> _Problem to solve_:
Check every line below for the word "quería" and copy each one that has it.

● ● ● ●

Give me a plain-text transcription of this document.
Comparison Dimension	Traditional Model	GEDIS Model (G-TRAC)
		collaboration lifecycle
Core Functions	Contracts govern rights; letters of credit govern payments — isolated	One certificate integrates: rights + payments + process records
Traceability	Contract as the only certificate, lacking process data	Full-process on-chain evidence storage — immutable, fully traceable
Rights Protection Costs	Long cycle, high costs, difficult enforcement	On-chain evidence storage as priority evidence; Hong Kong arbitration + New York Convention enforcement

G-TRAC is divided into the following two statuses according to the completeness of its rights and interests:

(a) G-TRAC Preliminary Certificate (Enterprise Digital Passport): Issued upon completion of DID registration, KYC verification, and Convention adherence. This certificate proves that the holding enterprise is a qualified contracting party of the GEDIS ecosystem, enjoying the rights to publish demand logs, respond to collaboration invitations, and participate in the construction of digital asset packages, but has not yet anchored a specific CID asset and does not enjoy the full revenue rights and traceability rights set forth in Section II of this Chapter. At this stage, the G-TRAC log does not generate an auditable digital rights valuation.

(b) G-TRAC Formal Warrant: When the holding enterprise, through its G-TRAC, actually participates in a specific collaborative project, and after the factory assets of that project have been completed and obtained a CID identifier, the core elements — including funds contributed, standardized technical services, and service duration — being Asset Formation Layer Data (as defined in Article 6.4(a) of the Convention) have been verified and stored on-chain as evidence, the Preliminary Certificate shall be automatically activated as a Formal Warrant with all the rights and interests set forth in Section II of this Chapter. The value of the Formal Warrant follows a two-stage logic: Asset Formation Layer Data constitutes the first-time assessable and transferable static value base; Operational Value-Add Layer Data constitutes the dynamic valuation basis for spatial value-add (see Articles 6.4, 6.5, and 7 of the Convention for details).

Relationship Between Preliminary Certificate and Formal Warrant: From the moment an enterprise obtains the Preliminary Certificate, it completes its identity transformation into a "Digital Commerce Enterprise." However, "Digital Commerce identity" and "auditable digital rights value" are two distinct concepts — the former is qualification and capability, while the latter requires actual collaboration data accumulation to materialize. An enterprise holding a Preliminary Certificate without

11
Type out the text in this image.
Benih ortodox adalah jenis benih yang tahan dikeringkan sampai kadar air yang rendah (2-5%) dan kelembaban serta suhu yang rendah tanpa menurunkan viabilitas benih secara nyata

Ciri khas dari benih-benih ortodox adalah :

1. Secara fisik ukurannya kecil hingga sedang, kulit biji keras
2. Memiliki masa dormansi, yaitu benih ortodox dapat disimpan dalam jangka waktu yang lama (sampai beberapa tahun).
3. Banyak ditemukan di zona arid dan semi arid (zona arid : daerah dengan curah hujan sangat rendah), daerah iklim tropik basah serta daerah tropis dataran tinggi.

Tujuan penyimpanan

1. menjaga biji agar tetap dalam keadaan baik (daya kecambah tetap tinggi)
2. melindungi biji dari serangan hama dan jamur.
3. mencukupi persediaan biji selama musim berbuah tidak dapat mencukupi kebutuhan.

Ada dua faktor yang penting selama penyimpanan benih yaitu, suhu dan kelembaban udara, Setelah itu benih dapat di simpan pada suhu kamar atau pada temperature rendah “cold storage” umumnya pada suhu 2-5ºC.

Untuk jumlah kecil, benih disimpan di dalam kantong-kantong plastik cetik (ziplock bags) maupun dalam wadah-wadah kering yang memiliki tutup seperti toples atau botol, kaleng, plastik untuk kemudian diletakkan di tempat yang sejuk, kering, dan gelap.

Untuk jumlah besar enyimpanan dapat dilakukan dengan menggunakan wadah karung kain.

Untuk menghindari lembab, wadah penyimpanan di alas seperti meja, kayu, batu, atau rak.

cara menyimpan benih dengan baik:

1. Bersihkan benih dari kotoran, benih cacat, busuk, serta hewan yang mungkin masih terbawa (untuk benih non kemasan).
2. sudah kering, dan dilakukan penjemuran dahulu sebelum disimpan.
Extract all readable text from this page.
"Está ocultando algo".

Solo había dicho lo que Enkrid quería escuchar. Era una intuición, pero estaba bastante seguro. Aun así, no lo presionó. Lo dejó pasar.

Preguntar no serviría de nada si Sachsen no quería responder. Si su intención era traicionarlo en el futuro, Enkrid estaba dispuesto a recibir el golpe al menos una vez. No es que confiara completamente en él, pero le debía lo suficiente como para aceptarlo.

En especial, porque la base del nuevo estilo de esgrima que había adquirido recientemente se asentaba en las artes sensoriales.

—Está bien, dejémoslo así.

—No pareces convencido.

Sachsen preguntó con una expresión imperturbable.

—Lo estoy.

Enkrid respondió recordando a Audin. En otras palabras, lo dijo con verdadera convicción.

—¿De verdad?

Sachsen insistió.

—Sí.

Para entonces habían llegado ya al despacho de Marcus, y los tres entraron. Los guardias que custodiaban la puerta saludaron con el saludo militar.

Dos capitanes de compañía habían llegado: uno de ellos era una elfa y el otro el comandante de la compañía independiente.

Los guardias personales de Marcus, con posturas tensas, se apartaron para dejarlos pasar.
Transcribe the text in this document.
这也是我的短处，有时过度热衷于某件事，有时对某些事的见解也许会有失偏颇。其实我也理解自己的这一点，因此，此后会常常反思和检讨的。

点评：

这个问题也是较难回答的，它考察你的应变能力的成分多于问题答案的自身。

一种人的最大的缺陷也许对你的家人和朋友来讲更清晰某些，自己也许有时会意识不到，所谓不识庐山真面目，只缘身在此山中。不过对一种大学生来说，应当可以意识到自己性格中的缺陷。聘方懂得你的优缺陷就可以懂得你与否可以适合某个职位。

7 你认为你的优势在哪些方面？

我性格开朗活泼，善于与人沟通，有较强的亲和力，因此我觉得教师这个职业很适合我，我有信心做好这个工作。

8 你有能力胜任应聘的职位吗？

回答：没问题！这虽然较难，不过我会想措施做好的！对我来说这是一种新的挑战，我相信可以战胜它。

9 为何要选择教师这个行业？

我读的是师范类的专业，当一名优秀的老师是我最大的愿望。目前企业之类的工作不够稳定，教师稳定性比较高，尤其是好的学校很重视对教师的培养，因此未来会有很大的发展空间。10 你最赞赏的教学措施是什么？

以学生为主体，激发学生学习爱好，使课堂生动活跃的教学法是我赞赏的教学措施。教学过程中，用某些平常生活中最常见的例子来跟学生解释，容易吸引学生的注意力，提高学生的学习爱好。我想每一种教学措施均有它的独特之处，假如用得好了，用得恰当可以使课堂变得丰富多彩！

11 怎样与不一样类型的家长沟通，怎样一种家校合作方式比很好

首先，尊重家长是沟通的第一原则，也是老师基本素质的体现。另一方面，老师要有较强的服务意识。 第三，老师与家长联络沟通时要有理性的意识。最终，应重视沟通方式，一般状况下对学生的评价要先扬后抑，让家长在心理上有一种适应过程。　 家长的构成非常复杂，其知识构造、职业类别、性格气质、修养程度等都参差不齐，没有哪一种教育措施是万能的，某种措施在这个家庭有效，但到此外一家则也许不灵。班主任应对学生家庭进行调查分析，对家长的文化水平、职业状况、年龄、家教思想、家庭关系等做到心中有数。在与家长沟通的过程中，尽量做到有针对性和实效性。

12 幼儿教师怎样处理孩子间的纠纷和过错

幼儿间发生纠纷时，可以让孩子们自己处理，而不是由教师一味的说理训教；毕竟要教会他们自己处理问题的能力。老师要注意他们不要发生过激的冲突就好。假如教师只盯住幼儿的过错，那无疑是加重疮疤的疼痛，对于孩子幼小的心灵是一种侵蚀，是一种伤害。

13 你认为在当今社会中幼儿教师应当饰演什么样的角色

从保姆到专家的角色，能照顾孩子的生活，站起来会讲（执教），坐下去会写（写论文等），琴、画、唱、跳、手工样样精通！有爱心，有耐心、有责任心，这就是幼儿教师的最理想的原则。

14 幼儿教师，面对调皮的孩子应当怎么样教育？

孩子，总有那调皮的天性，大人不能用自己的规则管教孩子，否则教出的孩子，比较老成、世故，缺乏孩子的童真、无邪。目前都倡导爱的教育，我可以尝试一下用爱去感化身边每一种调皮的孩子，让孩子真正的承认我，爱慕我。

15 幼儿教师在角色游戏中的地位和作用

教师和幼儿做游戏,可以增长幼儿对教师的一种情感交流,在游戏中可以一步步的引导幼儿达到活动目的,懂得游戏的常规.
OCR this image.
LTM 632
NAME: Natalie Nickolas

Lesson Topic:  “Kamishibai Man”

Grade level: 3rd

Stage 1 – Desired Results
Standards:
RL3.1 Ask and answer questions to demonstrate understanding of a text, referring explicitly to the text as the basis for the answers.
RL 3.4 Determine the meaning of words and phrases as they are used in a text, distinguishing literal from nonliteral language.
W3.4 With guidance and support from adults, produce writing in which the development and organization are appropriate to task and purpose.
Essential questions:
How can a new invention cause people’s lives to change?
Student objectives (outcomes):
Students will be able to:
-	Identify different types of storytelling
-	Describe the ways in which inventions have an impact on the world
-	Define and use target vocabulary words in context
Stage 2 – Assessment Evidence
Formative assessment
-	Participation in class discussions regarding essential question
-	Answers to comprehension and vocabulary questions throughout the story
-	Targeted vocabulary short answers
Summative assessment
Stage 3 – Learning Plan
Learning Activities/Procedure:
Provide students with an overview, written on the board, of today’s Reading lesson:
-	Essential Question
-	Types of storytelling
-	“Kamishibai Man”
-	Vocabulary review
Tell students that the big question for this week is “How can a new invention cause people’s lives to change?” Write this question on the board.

● ● ● ●

> _Final result_:
Solo había dicho lo que Enkrid quería escuchar. Era una intuición, pero estaba bastante seguro. Aun así, no lo presionó. Lo dejó pasar.
Preguntar no serviría de nada si Sachsen no quería responder. Si su intención era traicionarlo en el futuro, Enkrid estaba dispuesto a recibir el golpe al menos una vez. No es que confiara completamente en él, pero le debía lo suficiente como para aceptarlo.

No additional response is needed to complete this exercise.